(Part of a data file)
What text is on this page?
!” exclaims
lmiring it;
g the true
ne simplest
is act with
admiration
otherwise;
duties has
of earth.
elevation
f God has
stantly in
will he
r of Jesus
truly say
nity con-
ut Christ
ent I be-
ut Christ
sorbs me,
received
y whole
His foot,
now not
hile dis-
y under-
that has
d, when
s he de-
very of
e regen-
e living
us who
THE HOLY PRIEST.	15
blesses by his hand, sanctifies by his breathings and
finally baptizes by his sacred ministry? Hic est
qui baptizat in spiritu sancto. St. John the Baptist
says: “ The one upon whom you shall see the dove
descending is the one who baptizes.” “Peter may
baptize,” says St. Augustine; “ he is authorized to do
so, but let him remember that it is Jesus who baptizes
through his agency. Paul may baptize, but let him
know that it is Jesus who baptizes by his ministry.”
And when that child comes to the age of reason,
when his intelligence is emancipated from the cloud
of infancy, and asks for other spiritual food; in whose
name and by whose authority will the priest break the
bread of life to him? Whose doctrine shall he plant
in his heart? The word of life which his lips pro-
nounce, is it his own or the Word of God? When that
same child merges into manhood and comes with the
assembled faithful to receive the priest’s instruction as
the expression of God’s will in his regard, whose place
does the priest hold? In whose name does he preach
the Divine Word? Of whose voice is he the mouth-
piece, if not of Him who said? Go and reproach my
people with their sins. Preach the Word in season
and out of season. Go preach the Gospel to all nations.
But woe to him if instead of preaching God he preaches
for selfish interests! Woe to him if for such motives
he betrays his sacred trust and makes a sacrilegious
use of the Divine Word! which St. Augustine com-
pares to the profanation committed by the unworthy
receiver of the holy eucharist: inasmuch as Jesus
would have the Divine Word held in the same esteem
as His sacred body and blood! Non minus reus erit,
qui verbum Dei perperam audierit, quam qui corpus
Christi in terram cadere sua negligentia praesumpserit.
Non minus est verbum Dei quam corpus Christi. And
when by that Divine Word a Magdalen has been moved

**Exercise goal:** Make a copy of each line that contains the string "shall".

**Solution to the problem:**
says: “ The one upon whom you shall see the dove
bread of life to him? Whose doctrine shall he plant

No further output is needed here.